» WHAT IS BEING ASKED: Repeat everything in the material exactly.

» EXERCISE DATA:
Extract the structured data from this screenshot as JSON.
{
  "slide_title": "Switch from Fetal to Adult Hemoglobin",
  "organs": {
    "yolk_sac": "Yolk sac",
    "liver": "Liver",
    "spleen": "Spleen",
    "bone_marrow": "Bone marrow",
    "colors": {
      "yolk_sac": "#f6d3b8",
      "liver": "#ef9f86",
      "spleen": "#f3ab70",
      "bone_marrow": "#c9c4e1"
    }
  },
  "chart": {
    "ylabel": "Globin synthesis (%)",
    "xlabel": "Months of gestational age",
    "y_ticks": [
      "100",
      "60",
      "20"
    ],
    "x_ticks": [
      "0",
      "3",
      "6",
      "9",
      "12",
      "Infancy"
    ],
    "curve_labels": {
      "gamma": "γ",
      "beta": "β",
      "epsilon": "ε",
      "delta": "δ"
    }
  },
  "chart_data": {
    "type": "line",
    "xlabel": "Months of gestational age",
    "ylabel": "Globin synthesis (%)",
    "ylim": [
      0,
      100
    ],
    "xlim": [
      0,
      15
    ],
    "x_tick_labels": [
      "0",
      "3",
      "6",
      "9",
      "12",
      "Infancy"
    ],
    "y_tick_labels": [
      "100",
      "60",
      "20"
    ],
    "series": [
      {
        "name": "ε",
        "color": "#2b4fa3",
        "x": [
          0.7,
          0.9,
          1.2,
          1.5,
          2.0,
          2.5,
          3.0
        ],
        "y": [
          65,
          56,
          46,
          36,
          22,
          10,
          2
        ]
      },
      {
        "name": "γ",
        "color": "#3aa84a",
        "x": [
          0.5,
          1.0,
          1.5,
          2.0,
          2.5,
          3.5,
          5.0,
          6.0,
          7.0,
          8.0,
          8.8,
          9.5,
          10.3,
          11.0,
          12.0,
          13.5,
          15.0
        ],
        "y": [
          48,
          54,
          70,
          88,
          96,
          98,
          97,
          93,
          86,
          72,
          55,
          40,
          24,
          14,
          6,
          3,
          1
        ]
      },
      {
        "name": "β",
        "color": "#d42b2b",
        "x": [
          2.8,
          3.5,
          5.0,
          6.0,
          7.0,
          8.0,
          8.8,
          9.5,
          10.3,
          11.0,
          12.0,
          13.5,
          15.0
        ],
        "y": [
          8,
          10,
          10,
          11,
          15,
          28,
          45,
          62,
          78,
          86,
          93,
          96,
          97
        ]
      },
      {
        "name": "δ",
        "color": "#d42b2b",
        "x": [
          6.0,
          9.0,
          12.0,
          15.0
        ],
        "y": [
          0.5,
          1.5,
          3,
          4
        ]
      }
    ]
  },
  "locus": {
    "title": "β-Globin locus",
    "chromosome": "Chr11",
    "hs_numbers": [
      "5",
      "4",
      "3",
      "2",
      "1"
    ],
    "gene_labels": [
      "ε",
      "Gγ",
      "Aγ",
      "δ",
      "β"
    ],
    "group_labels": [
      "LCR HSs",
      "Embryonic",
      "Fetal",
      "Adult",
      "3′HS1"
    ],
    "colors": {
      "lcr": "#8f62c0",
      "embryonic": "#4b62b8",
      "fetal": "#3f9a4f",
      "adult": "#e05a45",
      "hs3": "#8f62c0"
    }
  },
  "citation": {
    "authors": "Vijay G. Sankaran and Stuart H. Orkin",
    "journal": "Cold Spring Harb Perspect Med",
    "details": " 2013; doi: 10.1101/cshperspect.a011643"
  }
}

» CORRECT RESULT:
Extract the structured data from this screenshot as JSON.
{
  "slide_title": "Switch from Fetal to Adult Hemoglobin",
  "organs": {
    "yolk_sac": "Yolk sac",
    "liver": "Liver",
    "spleen": "Spleen",
    "bone_marrow": "Bone marrow",
    "colors": {
      "yolk_sac": "#f6d3b8",
      "liver": "#ef9f86",
      "spleen": "#f3ab70",
      "bone_marrow": "#c9c4e1"
    }
  },
  "chart": {
    "ylabel": "Globin synthesis (%)",
    "xlabel": "Months of gestational age",
    "y_ticks": [
      "100",
      "60",
      "20"
    ],
    "x_ticks": [
      "0",
      "3",
      "6",
      "9",
      "12",
      "Infancy"
    ],
    "curve_labels": {
      "gamma": "γ",
      "beta": "β",
      "epsilon": "ε",
      "delta": "δ"
    }
  },
  "chart_data": {
    "type": "line",
    "xlabel": "Months of gestational age",
    "ylabel": "Globin synthesis (%)",
    "ylim": [
      0,
      100
    ],
    "xlim": [
      0,
      15
    ],
    "x_tick_labels": [
      "0",
      "3",
      "6",
      "9",
      "12",
      "Infancy"
    ],
    "y_tick_labels": [
      "100",
      "60",
      "20"
    ],
    "series": [
      {
        "name": "ε",
        "color": "#2b4fa3",
        "x": [
          0.7,
          0.9,
          1.2,
          1.5,
          2.0,
          2.5,
          3.0
        ],
        "y": [
          65,
          56,
          46,
          36,
          22,
          10,
          2
        ]
      },
      {
        "name": "γ",
        "color": "#3aa84a",
        "x": [
          0.5,
          1.0,
          1.5,
          2.0,
          2.5,
          3.5,
          5.0,
          6.0,
          7.0,
          8.0,
          8.8,
          9.5,
          10.3,
          11.0,
          12.0,
          13.5,
          15.0
        ],
        "y": [
          48,
          54,
          70,
          88,
          96,
          98,
          97,
          93,
          86,
          72,
          55,
          40,
          24,
          14,
          6,
          3,
          1
        ]
      },
      {
        "name": "β",
        "color": "#d42b2b",
        "x": [
          2.8,
          3.5,
          5.0,
          6.0,
          7.0,
          8.0,
          8.8,
          9.5,
          10.3,
          11.0,
          12.0,
          13.5,
          15.0
        ],
        "y": [
          8,
          10,
          10,
          11,
          15,
          28,
          45,
          62,
          78,
          86,
          93,
          96,
          97
        ]
      },
      {
        "name": "δ",
        "color": "#d42b2b",
        "x": [
          6.0,
          9.0,
          12.0,
          15.0
        ],
        "y": [
          0.5,
          1.5,
          3,
          4
        ]
      }
    ]
  },
  "locus": {
    "title": "β-Globin locus",
    "chromosome": "Chr11",
    "hs_numbers": [
      "5",
      "4",
      "3",
      "2",
      "1"
    ],
    "gene_labels": [
      "ε",
      "Gγ",
      "Aγ",
      "δ",
      "β"
    ],
    "group_labels": [
      "LCR HSs",
      "Embryonic",
      "Fetal",
      "Adult",
      "3′HS1"
    ],
    "colors": {
      "lcr": "#8f62c0",
      "embryonic": "#4b62b8",
      "fetal": "#3f9a4f",
      "adult": "#e05a45",
      "hs3": "#8f62c0"
    }
  },
  "citation": {
    "authors": "Vijay G. Sankaran and Stuart H. Orkin",
    "journal": "Cold Spring Harb Perspect Med",
    "details": " 2013; doi: 10.1101/cshperspect.a011643"
  }
}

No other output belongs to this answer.